## LISTED ENTRIES
%%

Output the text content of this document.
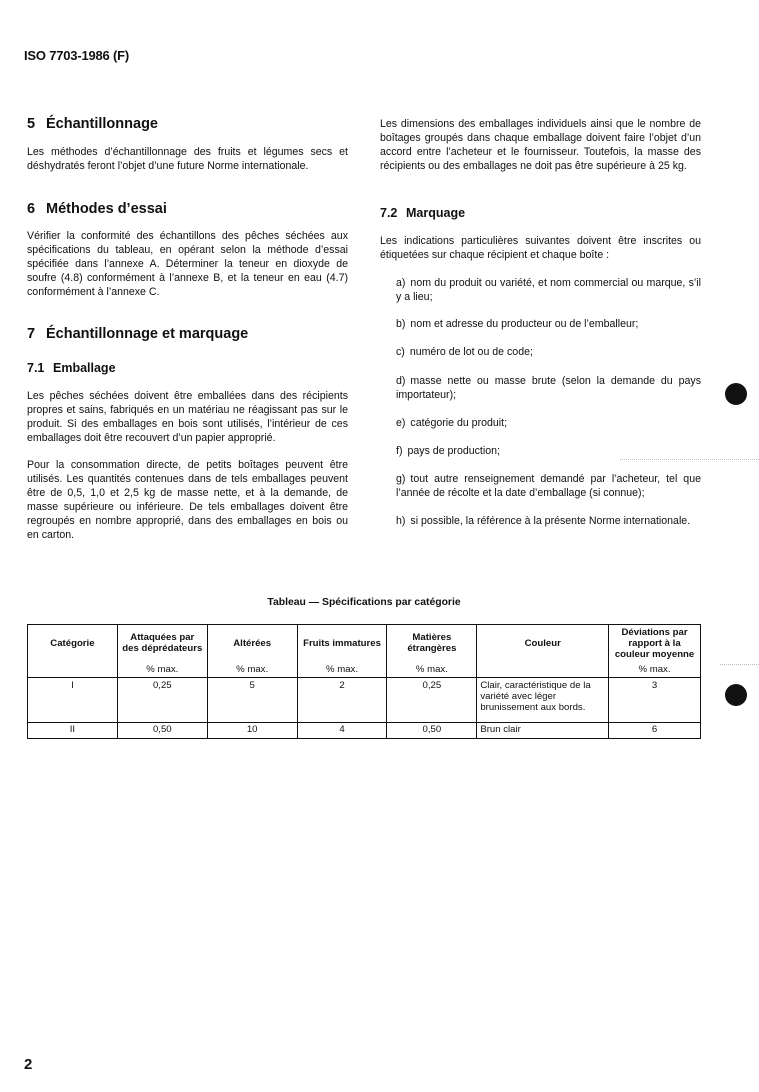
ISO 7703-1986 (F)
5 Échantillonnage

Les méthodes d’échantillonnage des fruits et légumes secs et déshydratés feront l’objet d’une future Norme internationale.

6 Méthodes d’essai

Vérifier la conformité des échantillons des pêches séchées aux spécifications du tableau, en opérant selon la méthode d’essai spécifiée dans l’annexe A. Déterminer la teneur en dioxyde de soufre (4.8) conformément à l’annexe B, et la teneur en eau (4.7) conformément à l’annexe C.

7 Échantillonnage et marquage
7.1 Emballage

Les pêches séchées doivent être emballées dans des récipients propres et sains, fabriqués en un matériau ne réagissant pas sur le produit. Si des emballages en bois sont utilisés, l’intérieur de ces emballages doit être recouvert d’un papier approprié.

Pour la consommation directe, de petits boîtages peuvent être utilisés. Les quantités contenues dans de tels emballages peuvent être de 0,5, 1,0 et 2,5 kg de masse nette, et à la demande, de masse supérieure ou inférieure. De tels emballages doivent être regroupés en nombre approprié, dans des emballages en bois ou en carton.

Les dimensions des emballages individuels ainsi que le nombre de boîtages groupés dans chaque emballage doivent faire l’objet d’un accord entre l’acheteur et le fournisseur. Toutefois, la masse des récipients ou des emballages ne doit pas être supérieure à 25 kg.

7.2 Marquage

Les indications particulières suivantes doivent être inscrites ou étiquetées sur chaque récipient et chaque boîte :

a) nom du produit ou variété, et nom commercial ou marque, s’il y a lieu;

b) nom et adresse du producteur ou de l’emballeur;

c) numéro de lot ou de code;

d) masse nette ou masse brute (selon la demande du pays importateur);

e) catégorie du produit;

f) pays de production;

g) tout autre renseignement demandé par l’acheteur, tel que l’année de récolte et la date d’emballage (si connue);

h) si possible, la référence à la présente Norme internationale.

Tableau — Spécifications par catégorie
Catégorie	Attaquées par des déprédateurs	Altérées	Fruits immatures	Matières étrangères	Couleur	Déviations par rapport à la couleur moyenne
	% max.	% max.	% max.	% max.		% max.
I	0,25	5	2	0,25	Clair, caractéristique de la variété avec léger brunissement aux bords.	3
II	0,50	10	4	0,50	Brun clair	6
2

%%

## BRIEF
Copy each line from the records above that includes the string "chaque".

## EXERCISE ANSWER
Les dimensions des emballages individuels ainsi que le nombre de boîtages groupés dans chaque emballage doivent faire l’objet d’un accord entre l’acheteur et le fournisseur. Toutefois, la masse des récipients ou des emballages ne doit pas être supérieure à 25 kg.
Les indications particulières suivantes doivent être inscrites ou étiquetées sur chaque récipient et chaque boîte :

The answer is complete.